The Briefing 01-08-16
This is a rush transcript. This copy may not be in its final form and may be updated.
It’s Friday, January 8, 2016. I’m Albert Mohler and this is The Briefing, a daily analysis of news and events Christian worldview.
North Korea's claim to have hydrogen bomb stark reminder of challenge in restraining evil
News came this week that North Korea claims to have exploded a nuclear weapon—not only a nuclear weapon, but a hydrogen bomb. As the Editoral Board at the Washington Post commented on Thursday,
“North Korea’s fourth nuclear test, on Wednesday, may or may not have involved, as it claimed, a hydrogen bomb, which would represent a major advance in its weapons capability. It was, however, an unambiguous demonstration that the United States, as well as China and North Korea’s other neighbors, are failing in their attempts to restrain the regime and its ambitious 30-something ruler, Kim Jong Un. Unless those outside powers can exert more influence, Asia’s rogue state is on a path to becoming a strategic threat to the United States and its allies.”
That’s a very interesting and apt editorial assessment by the Washington Post. But there are bigger issues here from a Christian worldview perspective. In the first place, there’s the realism that if North Korea has a hydrogen bomb, that is exceedingly bad news. The use of the phrase “rogue state” in this editorial comment refers to the fact that not only are some individuals rightly described as sociopaths unable to exist peacefully in a social setting, there are also nations that are truly rogue nations. They are by no means held to the other rules of morality and statecraft that had been observed even by very dangerous and evil regimes such as the Soviet Union during the years of its existence. It’s notable that, for instance, you can look at the communist regime in China—as dangerous as it can be at times—and we realize that China, given its economy, given its engagement with the West, given its own national priorities and concerns for stability and influence on the world scene, is still bound in some sense to the basic rules by which states operate. Not so with North Korea, and not so from the very beginning when the Kim family in the aftermath of World War II established not only a national cult of personality, but an absolute cult of idolatry when it comes not only to the state, but specifically to the Kim family.

#### SUPPLIED INFORMATION
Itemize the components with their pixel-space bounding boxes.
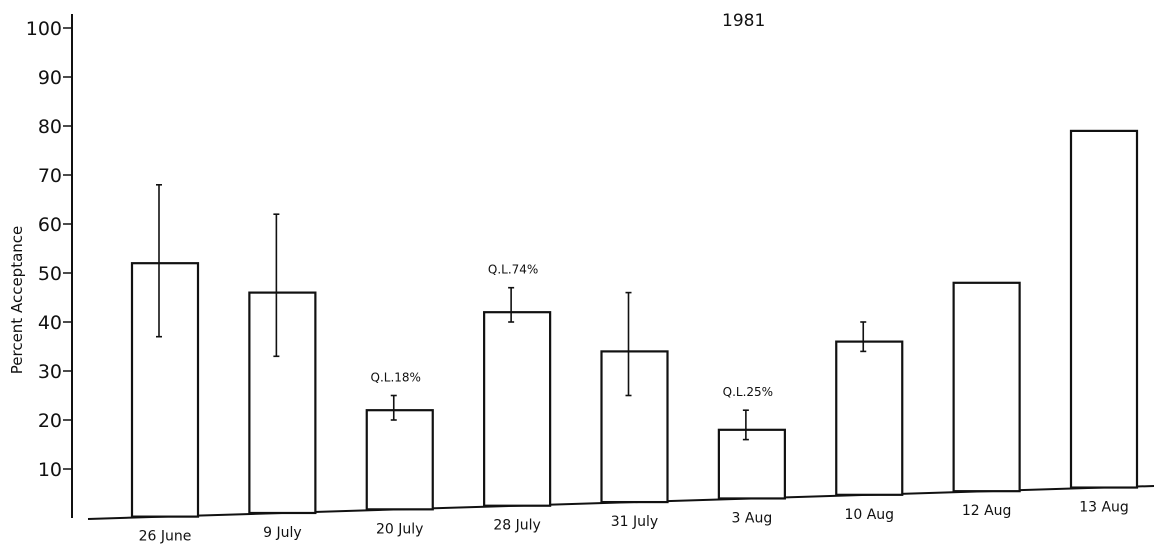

#### EXERCISE TASK
From the Briefing transcript above, reproduce word for word the passage that begins with the words containing "The Briefing 01-08-16" and ends with "events Christian worldview.".

#### FULL SOLUTION
The Briefing 01-08-16
This is a rush transcript. This copy may not be in its final form and may be updated.
It’s Friday, January 8, 2016. I’m Albert Mohler and this is The Briefing, a daily analysis of news and events Christian worldview.